---------- Available data ----------
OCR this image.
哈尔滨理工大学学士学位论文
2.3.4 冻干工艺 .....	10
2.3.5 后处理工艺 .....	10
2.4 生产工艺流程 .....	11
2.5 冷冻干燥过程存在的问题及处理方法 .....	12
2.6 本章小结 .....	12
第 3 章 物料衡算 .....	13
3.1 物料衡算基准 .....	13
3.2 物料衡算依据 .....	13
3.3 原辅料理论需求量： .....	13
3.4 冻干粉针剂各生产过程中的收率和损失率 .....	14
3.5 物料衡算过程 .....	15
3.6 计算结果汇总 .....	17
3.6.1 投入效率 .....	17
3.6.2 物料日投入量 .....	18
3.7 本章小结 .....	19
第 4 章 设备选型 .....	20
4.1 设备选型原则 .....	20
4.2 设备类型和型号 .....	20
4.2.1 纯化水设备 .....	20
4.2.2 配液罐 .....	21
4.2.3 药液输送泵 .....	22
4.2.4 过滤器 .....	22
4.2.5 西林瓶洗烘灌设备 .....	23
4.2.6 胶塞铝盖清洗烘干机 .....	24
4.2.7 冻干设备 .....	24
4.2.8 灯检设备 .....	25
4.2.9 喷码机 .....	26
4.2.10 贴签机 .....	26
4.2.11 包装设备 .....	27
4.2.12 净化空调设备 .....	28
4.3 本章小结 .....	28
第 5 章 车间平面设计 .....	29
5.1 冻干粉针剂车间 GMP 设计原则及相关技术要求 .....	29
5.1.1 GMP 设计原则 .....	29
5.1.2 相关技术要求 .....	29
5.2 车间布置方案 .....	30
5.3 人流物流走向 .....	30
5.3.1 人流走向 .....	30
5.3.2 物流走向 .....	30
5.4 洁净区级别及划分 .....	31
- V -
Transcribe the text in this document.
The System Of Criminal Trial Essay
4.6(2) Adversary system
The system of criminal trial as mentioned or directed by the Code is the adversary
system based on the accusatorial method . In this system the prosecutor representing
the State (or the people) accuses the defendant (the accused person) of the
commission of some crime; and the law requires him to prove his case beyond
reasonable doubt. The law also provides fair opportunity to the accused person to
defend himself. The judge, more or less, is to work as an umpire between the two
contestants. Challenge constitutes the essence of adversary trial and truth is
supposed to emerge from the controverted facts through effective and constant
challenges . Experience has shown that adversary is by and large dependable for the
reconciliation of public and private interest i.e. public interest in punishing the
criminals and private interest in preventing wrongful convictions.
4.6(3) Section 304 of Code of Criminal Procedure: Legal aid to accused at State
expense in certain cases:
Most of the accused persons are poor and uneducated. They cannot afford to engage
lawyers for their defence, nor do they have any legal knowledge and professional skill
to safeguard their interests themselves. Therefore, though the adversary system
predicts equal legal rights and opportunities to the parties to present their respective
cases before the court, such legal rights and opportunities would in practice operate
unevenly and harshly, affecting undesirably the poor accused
----------
Exercise details
Would you write down every record again, exactly?

Exercise solution
OCR this image.
哈尔滨理工大学学士学位论文
2.3.4 冻干工艺 .....	10
2.3.5 后处理工艺 .....	10
2.4 生产工艺流程 .....	11
2.5 冷冻干燥过程存在的问题及处理方法 .....	12
2.6 本章小结 .....	12
第 3 章 物料衡算 .....	13
3.1 物料衡算基准 .....	13
3.2 物料衡算依据 .....	13
3.3 原辅料理论需求量： .....	13
3.4 冻干粉针剂各生产过程中的收率和损失率 .....	14
3.5 物料衡算过程 .....	15
3.6 计算结果汇总 .....	17
3.6.1 投入效率 .....	17
3.6.2 物料日投入量 .....	18
3.7 本章小结 .....	19
第 4 章 设备选型 .....	20
4.1 设备选型原则 .....	20
4.2 设备类型和型号 .....	20
4.2.1 纯化水设备 .....	20
4.2.2 配液罐 .....	21
4.2.3 药液输送泵 .....	22
4.2.4 过滤器 .....	22
4.2.5 西林瓶洗烘灌设备 .....	23
4.2.6 胶塞铝盖清洗烘干机 .....	24
4.2.7 冻干设备 .....	24
4.2.8 灯检设备 .....	25
4.2.9 喷码机 .....	26
4.2.10 贴签机 .....	26
4.2.11 包装设备 .....	27
4.2.12 净化空调设备 .....	28
4.3 本章小结 .....	28
第 5 章 车间平面设计 .....	29
5.1 冻干粉针剂车间 GMP 设计原则及相关技术要求 .....	29
5.1.1 GMP 设计原则 .....	29
5.1.2 相关技术要求 .....	29
5.2 车间布置方案 .....	30
5.3 人流物流走向 .....	30
5.3.1 人流走向 .....	30
5.3.2 物流走向 .....	30
5.4 洁净区级别及划分 .....	31
- V -
Transcribe the text in this document.
The System Of Criminal Trial Essay
4.6(2) Adversary system
The system of criminal trial as mentioned or directed by the Code is the adversary
system based on the accusatorial method . In this system the prosecutor representing
the State (or the people) accuses the defendant (the accused person) of the
commission of some crime; and the law requires him to prove his case beyond
reasonable doubt. The law also provides fair opportunity to the accused person to
defend himself. The judge, more or less, is to work as an umpire between the two
contestants. Challenge constitutes the essence of adversary trial and truth is
supposed to emerge from the controverted facts through effective and constant
challenges . Experience has shown that adversary is by and large dependable for the
reconciliation of public and private interest i.e. public interest in punishing the
criminals and private interest in preventing wrongful convictions.
4.6(3) Section 304 of Code of Criminal Procedure: Legal aid to accused at State
expense in certain cases:
Most of the accused persons are poor and uneducated. They cannot afford to engage
lawyers for their defence, nor do they have any legal knowledge and professional skill
to safeguard their interests themselves. Therefore, though the adversary system
predicts equal legal rights and opportunities to the parties to present their respective
cases before the court, such legal rights and opportunities would in practice operate
unevenly and harshly, affecting undesirably the poor accused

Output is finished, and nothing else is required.